GIVEN TASK: Copy every line from the records below that holds the word "voor".

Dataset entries

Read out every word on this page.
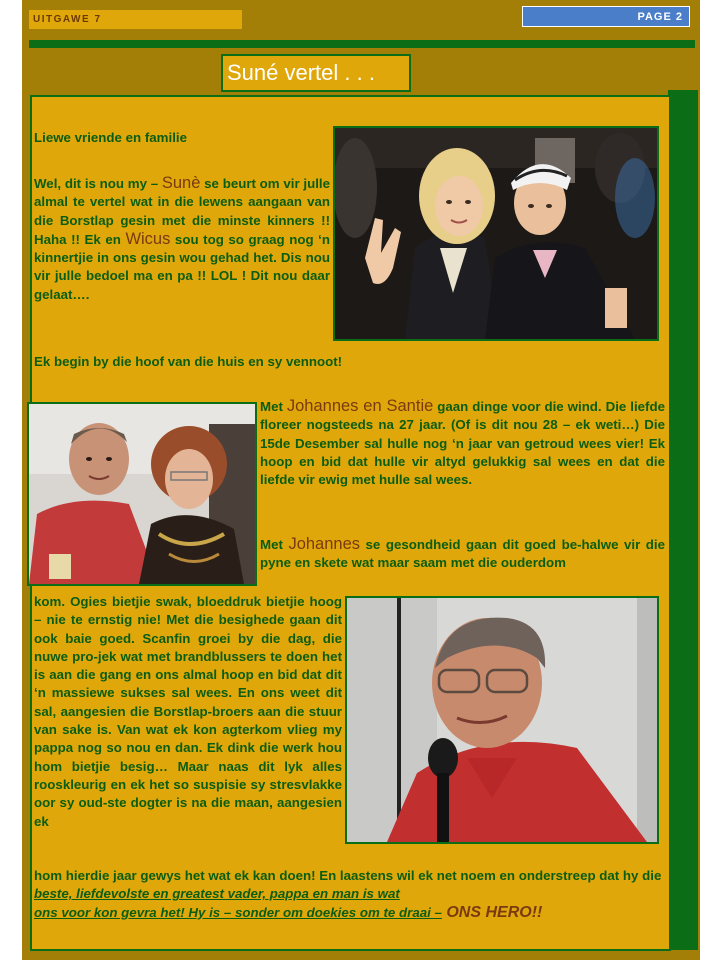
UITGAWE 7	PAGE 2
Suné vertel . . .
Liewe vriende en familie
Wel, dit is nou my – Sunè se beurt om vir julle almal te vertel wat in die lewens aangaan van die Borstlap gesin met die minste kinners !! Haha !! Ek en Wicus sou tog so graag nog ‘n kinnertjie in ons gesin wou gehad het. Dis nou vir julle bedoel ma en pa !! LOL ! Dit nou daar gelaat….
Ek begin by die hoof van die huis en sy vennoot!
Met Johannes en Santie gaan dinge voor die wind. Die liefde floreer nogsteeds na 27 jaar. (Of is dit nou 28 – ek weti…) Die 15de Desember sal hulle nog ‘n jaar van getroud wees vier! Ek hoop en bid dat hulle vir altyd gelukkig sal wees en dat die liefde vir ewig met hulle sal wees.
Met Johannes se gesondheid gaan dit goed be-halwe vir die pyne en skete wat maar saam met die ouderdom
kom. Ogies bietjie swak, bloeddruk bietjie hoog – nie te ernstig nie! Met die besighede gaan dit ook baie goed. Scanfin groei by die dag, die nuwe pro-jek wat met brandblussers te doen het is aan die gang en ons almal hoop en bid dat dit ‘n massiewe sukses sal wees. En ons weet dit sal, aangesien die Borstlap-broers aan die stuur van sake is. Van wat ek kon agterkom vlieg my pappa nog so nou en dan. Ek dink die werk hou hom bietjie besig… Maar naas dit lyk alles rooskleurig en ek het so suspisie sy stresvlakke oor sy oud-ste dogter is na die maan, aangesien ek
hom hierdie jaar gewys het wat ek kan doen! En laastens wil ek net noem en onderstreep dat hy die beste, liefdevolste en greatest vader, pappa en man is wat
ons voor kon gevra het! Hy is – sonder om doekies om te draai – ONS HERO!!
...
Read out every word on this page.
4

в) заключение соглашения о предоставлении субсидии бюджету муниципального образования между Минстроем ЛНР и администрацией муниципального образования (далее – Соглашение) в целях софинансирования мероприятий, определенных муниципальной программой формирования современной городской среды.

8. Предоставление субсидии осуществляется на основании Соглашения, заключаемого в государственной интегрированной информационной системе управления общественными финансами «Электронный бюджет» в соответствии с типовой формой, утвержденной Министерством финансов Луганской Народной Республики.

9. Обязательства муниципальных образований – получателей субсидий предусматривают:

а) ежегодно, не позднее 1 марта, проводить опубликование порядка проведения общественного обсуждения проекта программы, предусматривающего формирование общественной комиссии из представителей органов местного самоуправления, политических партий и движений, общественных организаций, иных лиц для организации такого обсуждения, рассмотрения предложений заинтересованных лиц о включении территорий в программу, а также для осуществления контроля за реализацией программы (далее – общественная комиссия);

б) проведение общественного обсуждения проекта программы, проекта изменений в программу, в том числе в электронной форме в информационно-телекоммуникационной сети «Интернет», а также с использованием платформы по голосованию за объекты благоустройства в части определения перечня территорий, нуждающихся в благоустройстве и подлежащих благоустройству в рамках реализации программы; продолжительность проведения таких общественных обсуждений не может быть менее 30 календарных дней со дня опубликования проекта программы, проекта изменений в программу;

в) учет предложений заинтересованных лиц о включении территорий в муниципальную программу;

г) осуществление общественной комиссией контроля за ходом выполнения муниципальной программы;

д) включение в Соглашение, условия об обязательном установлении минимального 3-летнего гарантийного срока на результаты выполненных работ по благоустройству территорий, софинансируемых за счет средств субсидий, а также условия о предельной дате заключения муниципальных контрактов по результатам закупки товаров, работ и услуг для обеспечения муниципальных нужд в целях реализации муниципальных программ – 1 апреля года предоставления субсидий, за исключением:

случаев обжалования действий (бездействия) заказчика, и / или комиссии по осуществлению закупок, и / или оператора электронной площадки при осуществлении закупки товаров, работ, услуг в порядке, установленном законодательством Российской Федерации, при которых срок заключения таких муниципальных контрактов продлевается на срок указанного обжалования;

WORKED SOLUTION:
Met Johannes en Santie gaan dinge voor die wind. Die liefde floreer nogsteeds na 27 jaar. (Of is dit nou 28 – ek weti…) Die 15de Desember sal hulle nog ‘n jaar van getroud wees vier! Ek hoop en bid dat hulle vir altyd gelukkig sal wees en dat die liefde vir ewig met hulle sal wees.
ons voor kon gevra het! Hy is – sonder om doekies om te draai – ONS HERO!!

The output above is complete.